Extracted data entries:
+-------+
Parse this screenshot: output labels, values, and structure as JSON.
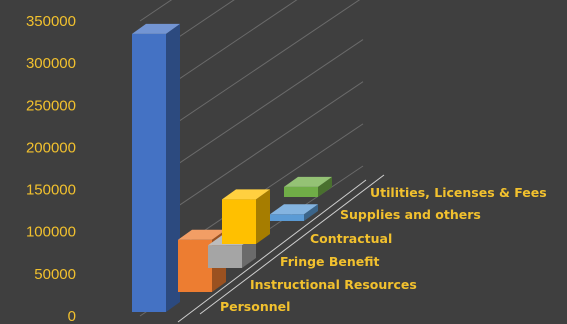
{
  "chart_data": {
    "type": "bar",
    "style": "3d-column",
    "categories": [
      "Personnel",
      "Instructional Resources",
      "Fringe Benefit",
      "Contractual",
      "Supplies and others",
      "Utilities, Licenses & Fees"
    ],
    "series": [
      {
        "values": [
          330000,
          62000,
          27000,
          53000,
          8000,
          12000
        ]
      }
    ],
    "bar_colors": [
      "#4472c4",
      "#ed7d31",
      "#a5a5a5",
      "#ffc000",
      "#5b9bd5",
      "#70ad47"
    ],
    "ylim": [
      0,
      350000
    ],
    "yticks": [
      "0",
      "50000",
      "100000",
      "150000",
      "200000",
      "250000",
      "300000",
      "350000"
    ],
    "grid": true,
    "legend": "none",
    "title": "",
    "xlabel": "",
    "ylabel": ""
  }
}
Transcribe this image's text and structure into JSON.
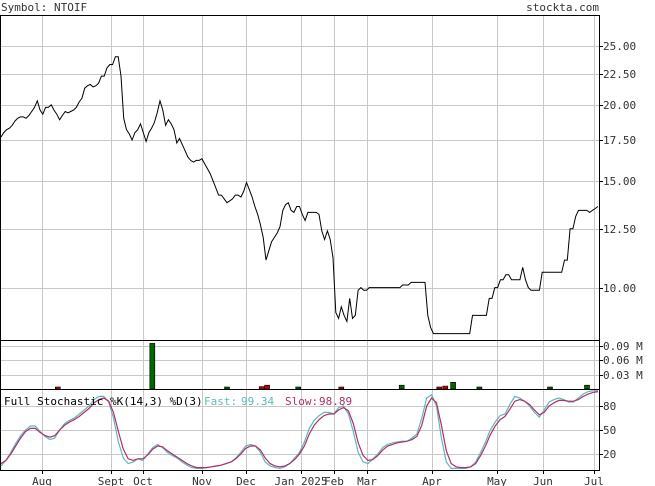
{
  "header": {
    "symbol_label": "Symbol: NTOIF",
    "site": "stockta.com"
  },
  "colors": {
    "price_line": "#000000",
    "volume_up": "#006600",
    "volume_down": "#cc0000",
    "fast_line": "#5fb8b8",
    "slow_line": "#b0306a",
    "fast_text": "#5fb8b8",
    "slow_text": "#b0306a",
    "grid": "#c8c8c8"
  },
  "chart_data": [
    {
      "type": "line",
      "panel": "price",
      "y_scale": "log",
      "ylim": [
        8.2,
        28.0
      ],
      "y_ticks": [
        "25.00",
        "22.50",
        "20.00",
        "17.50",
        "15.00",
        "12.50",
        "10.00"
      ],
      "x_ticks": [
        "Aug",
        "Sept",
        "Oct",
        "Nov",
        "Dec",
        "Jan 2025",
        "Feb",
        "Mar",
        "Apr",
        "May",
        "Jun",
        "Jul"
      ],
      "series": [
        {
          "values": [
            17.7,
            18.0,
            18.2,
            18.3,
            18.5,
            18.8,
            19.0,
            19.1,
            19.1,
            19.0,
            19.2,
            19.5,
            19.8,
            20.3,
            19.6,
            19.3,
            19.8,
            19.8,
            20.0,
            19.6,
            19.3,
            18.9,
            19.2,
            19.5,
            19.4,
            19.5,
            19.6,
            19.8,
            20.2,
            20.5,
            21.3,
            21.5,
            21.6,
            21.4,
            21.5,
            21.7,
            22.3,
            22.3,
            23.0,
            23.3,
            23.3,
            24.0,
            24.0,
            22.3,
            19.0,
            18.2,
            17.9,
            17.5,
            18.0,
            18.2,
            18.6,
            18.0,
            17.4,
            18.0,
            18.3,
            18.7,
            19.4,
            20.3,
            19.6,
            18.5,
            18.9,
            18.6,
            18.2,
            17.3,
            17.6,
            17.2,
            16.8,
            16.4,
            16.2,
            16.1,
            16.2,
            16.2,
            16.3,
            16.0,
            15.7,
            15.4,
            15.0,
            14.6,
            14.2,
            14.2,
            14.0,
            13.8,
            13.9,
            14.0,
            14.2,
            14.2,
            14.1,
            14.4,
            14.9,
            14.5,
            14.1,
            13.6,
            13.2,
            12.7,
            12.1,
            11.1,
            11.5,
            11.9,
            12.1,
            12.3,
            12.6,
            13.4,
            13.7,
            13.8,
            13.4,
            13.3,
            13.6,
            13.6,
            13.2,
            12.9,
            13.3,
            13.3,
            13.3,
            13.3,
            13.2,
            12.4,
            12.0,
            12.4,
            12.0,
            11.2,
            9.1,
            8.9,
            9.3,
            9.0,
            8.8,
            9.6,
            8.9,
            9.0,
            9.9,
            10.0,
            9.9,
            9.9,
            10.0,
            10.0,
            10.0,
            10.0,
            10.0,
            10.0,
            10.0,
            10.0,
            10.0,
            10.0,
            10.0,
            10.0,
            10.1,
            10.1,
            10.1,
            10.2,
            10.2,
            10.2,
            10.2,
            10.2,
            10.2,
            9.0,
            8.6,
            8.4,
            8.4,
            8.4,
            8.4,
            8.4,
            8.4,
            8.4,
            8.4,
            8.4,
            8.4,
            8.4,
            8.4,
            8.4,
            8.4,
            9.0,
            9.0,
            9.0,
            9.0,
            9.0,
            9.0,
            9.6,
            9.6,
            10.0,
            10.0,
            10.3,
            10.3,
            10.5,
            10.5,
            10.3,
            10.3,
            10.3,
            10.3,
            10.8,
            10.3,
            10.0,
            9.9,
            9.9,
            9.9,
            9.9,
            10.6,
            10.6,
            10.6,
            10.6,
            10.6,
            10.6,
            10.6,
            10.6,
            11.1,
            11.1,
            12.5,
            12.5,
            13.1,
            13.4,
            13.4,
            13.4,
            13.4,
            13.3,
            13.4,
            13.5,
            13.6
          ]
        }
      ]
    },
    {
      "type": "bar",
      "panel": "volume",
      "unit": "M",
      "ylim": [
        0,
        0.1
      ],
      "y_ticks": [
        "0.09 M",
        "0.06 M",
        "0.03 M"
      ],
      "bars": [
        {
          "x_frac": 0.095,
          "value": 0.002,
          "color": "down"
        },
        {
          "x_frac": 0.253,
          "value": 0.095,
          "color": "up"
        },
        {
          "x_frac": 0.378,
          "value": 0.003,
          "color": "up"
        },
        {
          "x_frac": 0.436,
          "value": 0.005,
          "color": "down"
        },
        {
          "x_frac": 0.445,
          "value": 0.008,
          "color": "down"
        },
        {
          "x_frac": 0.497,
          "value": 0.002,
          "color": "up"
        },
        {
          "x_frac": 0.569,
          "value": 0.004,
          "color": "down"
        },
        {
          "x_frac": 0.67,
          "value": 0.008,
          "color": "up"
        },
        {
          "x_frac": 0.733,
          "value": 0.004,
          "color": "down"
        },
        {
          "x_frac": 0.743,
          "value": 0.006,
          "color": "down"
        },
        {
          "x_frac": 0.756,
          "value": 0.014,
          "color": "up"
        },
        {
          "x_frac": 0.8,
          "value": 0.002,
          "color": "up"
        },
        {
          "x_frac": 0.918,
          "value": 0.004,
          "color": "up"
        },
        {
          "x_frac": 0.98,
          "value": 0.008,
          "color": "up"
        }
      ]
    },
    {
      "type": "line",
      "panel": "stochastic",
      "title": "Full Stochastic %K(14,3) %D(3)",
      "fast_label": "Fast:",
      "fast_value": "99.34",
      "slow_label": "Slow:",
      "slow_value": "98.89",
      "ylim": [
        0,
        100
      ],
      "y_ticks": [
        "80",
        "50",
        "20"
      ],
      "series": [
        {
          "name": "Fast",
          "values": [
            5,
            12,
            22,
            33,
            43,
            50,
            55,
            55,
            48,
            42,
            38,
            40,
            50,
            58,
            62,
            65,
            70,
            75,
            80,
            88,
            92,
            92,
            85,
            65,
            35,
            15,
            8,
            10,
            14,
            12,
            20,
            28,
            32,
            28,
            22,
            18,
            15,
            10,
            6,
            3,
            2,
            2,
            3,
            4,
            5,
            6,
            8,
            10,
            15,
            22,
            30,
            32,
            30,
            22,
            10,
            5,
            3,
            2,
            4,
            8,
            15,
            22,
            35,
            52,
            62,
            68,
            72,
            72,
            70,
            78,
            80,
            70,
            48,
            22,
            10,
            8,
            14,
            20,
            28,
            32,
            34,
            35,
            36,
            36,
            40,
            45,
            65,
            90,
            94,
            80,
            40,
            10,
            2,
            2,
            2,
            2,
            4,
            10,
            22,
            35,
            50,
            60,
            68,
            70,
            82,
            92,
            90,
            86,
            80,
            72,
            66,
            75,
            85,
            88,
            90,
            88,
            85,
            85,
            90,
            95,
            98,
            99,
            99
          ]
        },
        {
          "name": "Slow",
          "values": [
            8,
            12,
            20,
            30,
            40,
            48,
            52,
            52,
            47,
            43,
            41,
            43,
            50,
            56,
            60,
            63,
            67,
            72,
            77,
            84,
            88,
            90,
            86,
            72,
            48,
            26,
            14,
            12,
            14,
            14,
            19,
            26,
            30,
            29,
            24,
            20,
            16,
            12,
            8,
            5,
            3,
            3,
            3,
            4,
            5,
            6,
            8,
            10,
            14,
            20,
            27,
            30,
            30,
            25,
            15,
            8,
            5,
            4,
            5,
            8,
            13,
            20,
            30,
            45,
            56,
            63,
            68,
            70,
            70,
            75,
            78,
            74,
            58,
            34,
            18,
            12,
            13,
            18,
            25,
            30,
            32,
            34,
            35,
            36,
            38,
            42,
            56,
            80,
            90,
            84,
            56,
            24,
            8,
            4,
            3,
            3,
            4,
            8,
            18,
            30,
            44,
            55,
            63,
            67,
            76,
            86,
            88,
            86,
            82,
            75,
            69,
            72,
            80,
            84,
            87,
            87,
            86,
            86,
            88,
            92,
            95,
            97,
            98
          ]
        }
      ]
    }
  ]
}
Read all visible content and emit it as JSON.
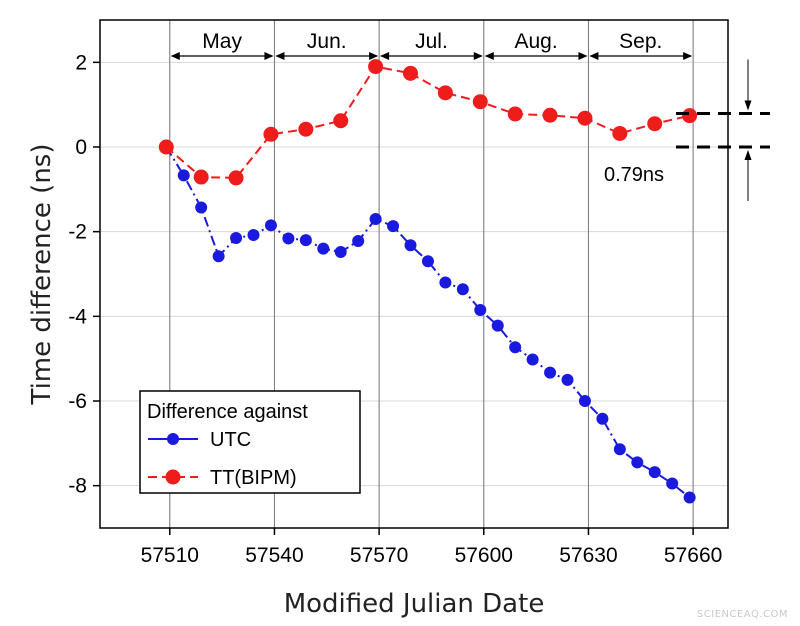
+-------+
**STATED GOAL**
Scan the data above and copy every line with "structure" in it.

**EXERCISE OUTPUT**
Parse this screenshot: output labels, values, and structure as JSON.
Transcribe this image's text and structure into JSON.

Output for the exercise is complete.